Extract every record, keeping each one exactly as it is.
----
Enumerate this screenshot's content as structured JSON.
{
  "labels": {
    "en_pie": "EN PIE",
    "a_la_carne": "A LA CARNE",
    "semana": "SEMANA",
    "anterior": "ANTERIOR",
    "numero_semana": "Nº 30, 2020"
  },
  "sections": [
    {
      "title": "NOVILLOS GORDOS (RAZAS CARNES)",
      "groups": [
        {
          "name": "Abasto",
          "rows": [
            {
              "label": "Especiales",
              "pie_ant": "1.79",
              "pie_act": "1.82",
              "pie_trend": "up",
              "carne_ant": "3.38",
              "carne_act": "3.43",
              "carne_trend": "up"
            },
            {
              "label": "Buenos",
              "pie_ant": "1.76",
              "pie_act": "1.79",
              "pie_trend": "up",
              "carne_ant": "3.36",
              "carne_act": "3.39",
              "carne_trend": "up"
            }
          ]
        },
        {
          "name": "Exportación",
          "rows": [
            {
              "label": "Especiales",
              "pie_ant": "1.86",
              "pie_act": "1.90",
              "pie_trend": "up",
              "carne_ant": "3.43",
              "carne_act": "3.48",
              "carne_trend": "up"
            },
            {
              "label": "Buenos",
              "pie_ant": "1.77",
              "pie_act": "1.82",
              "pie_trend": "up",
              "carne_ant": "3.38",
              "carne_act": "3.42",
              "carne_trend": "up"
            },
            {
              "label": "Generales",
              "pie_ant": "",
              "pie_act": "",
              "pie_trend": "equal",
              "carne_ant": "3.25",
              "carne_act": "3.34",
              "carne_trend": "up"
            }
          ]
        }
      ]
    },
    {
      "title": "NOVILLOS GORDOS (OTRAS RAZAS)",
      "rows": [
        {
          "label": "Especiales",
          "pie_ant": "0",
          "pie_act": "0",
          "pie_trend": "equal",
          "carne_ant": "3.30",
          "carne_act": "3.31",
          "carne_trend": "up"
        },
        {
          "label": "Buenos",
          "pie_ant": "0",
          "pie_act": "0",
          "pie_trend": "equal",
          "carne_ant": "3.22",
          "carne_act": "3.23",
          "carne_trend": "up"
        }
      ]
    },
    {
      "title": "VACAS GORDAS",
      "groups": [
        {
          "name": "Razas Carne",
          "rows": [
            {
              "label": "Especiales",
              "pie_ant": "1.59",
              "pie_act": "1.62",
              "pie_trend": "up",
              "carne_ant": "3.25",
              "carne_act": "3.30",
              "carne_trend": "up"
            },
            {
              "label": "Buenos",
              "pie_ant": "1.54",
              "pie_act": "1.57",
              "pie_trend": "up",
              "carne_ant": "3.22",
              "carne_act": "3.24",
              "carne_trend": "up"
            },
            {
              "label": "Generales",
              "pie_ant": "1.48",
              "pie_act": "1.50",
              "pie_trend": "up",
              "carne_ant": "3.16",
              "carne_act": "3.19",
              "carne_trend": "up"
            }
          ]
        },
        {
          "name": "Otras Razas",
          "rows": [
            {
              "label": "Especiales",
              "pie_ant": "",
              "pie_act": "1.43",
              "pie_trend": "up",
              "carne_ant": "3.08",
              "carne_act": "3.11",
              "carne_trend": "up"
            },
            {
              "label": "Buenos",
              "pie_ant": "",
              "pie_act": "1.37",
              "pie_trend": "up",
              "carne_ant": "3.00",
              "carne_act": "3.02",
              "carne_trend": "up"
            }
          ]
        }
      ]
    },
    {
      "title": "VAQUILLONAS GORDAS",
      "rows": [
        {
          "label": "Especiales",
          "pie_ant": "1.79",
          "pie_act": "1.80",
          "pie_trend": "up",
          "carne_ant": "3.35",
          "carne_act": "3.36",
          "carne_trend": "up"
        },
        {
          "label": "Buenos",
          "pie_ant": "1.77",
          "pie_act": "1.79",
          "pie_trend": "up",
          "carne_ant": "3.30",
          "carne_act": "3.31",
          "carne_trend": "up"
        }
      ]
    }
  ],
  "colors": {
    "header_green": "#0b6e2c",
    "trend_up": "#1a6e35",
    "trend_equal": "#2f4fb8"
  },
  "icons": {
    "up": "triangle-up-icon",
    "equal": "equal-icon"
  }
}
----
◆ ANSWER TO THIS EXERCISE ◆
Enumerate this screenshot's content as structured JSON.
{
  "labels": {
    "en_pie": "EN PIE",
    "a_la_carne": "A LA CARNE",
    "semana": "SEMANA",
    "anterior": "ANTERIOR",
    "numero_semana": "Nº 30, 2020"
  },
  "sections": [
    {
      "title": "NOVILLOS GORDOS (RAZAS CARNES)",
      "groups": [
        {
          "name": "Abasto",
          "rows": [
            {
              "label": "Especiales",
              "pie_ant": "1.79",
              "pie_act": "1.82",
              "pie_trend": "up",
              "carne_ant": "3.38",
              "carne_act": "3.43",
              "carne_trend": "up"
            },
            {
              "label": "Buenos",
              "pie_ant": "1.76",
              "pie_act": "1.79",
              "pie_trend": "up",
              "carne_ant": "3.36",
              "carne_act": "3.39",
              "carne_trend": "up"
            }
          ]
        },
        {
          "name": "Exportación",
          "rows": [
            {
              "label": "Especiales",
              "pie_ant": "1.86",
              "pie_act": "1.90",
              "pie_trend": "up",
              "carne_ant": "3.43",
              "carne_act": "3.48",
              "carne_trend": "up"
            },
            {
              "label": "Buenos",
              "pie_ant": "1.77",
              "pie_act": "1.82",
              "pie_trend": "up",
              "carne_ant": "3.38",
              "carne_act": "3.42",
              "carne_trend": "up"
            },
            {
              "label": "Generales",
              "pie_ant": "",
              "pie_act": "",
              "pie_trend": "equal",
              "carne_ant": "3.25",
              "carne_act": "3.34",
              "carne_trend": "up"
            }
          ]
        }
      ]
    },
    {
      "title": "NOVILLOS GORDOS (OTRAS RAZAS)",
      "rows": [
        {
          "label": "Especiales",
          "pie_ant": "0",
          "pie_act": "0",
          "pie_trend": "equal",
          "carne_ant": "3.30",
          "carne_act": "3.31",
          "carne_trend": "up"
        },
        {
          "label": "Buenos",
          "pie_ant": "0",
          "pie_act": "0",
          "pie_trend": "equal",
          "carne_ant": "3.22",
          "carne_act": "3.23",
          "carne_trend": "up"
        }
      ]
    },
    {
      "title": "VACAS GORDAS",
      "groups": [
        {
          "name": "Razas Carne",
          "rows": [
            {
              "label": "Especiales",
              "pie_ant": "1.59",
              "pie_act": "1.62",
              "pie_trend": "up",
              "carne_ant": "3.25",
              "carne_act": "3.30",
              "carne_trend": "up"
            },
            {
              "label": "Buenos",
              "pie_ant": "1.54",
              "pie_act": "1.57",
              "pie_trend": "up",
              "carne_ant": "3.22",
              "carne_act": "3.24",
              "carne_trend": "up"
            },
            {
              "label": "Generales",
              "pie_ant": "1.48",
              "pie_act": "1.50",
              "pie_trend": "up",
              "carne_ant": "3.16",
              "carne_act": "3.19",
              "carne_trend": "up"
            }
          ]
        },
        {
          "name": "Otras Razas",
          "rows": [
            {
              "label": "Especiales",
              "pie_ant": "",
              "pie_act": "1.43",
              "pie_trend": "up",
              "carne_ant": "3.08",
              "carne_act": "3.11",
              "carne_trend": "up"
            },
            {
              "label": "Buenos",
              "pie_ant": "",
              "pie_act": "1.37",
              "pie_trend": "up",
              "carne_ant": "3.00",
              "carne_act": "3.02",
              "carne_trend": "up"
            }
          ]
        }
      ]
    },
    {
      "title": "VAQUILLONAS GORDAS",
      "rows": [
        {
          "label": "Especiales",
          "pie_ant": "1.79",
          "pie_act": "1.80",
          "pie_trend": "up",
          "carne_ant": "3.35",
          "carne_act": "3.36",
          "carne_trend": "up"
        },
        {
          "label": "Buenos",
          "pie_ant": "1.77",
          "pie_act": "1.79",
          "pie_trend": "up",
          "carne_ant": "3.30",
          "carne_act": "3.31",
          "carne_trend": "up"
        }
      ]
    }
  ],
  "colors": {
    "header_green": "#0b6e2c",
    "trend_up": "#1a6e35",
    "trend_equal": "#2f4fb8"
  },
  "icons": {
    "up": "triangle-up-icon",
    "equal": "equal-icon"
  }
}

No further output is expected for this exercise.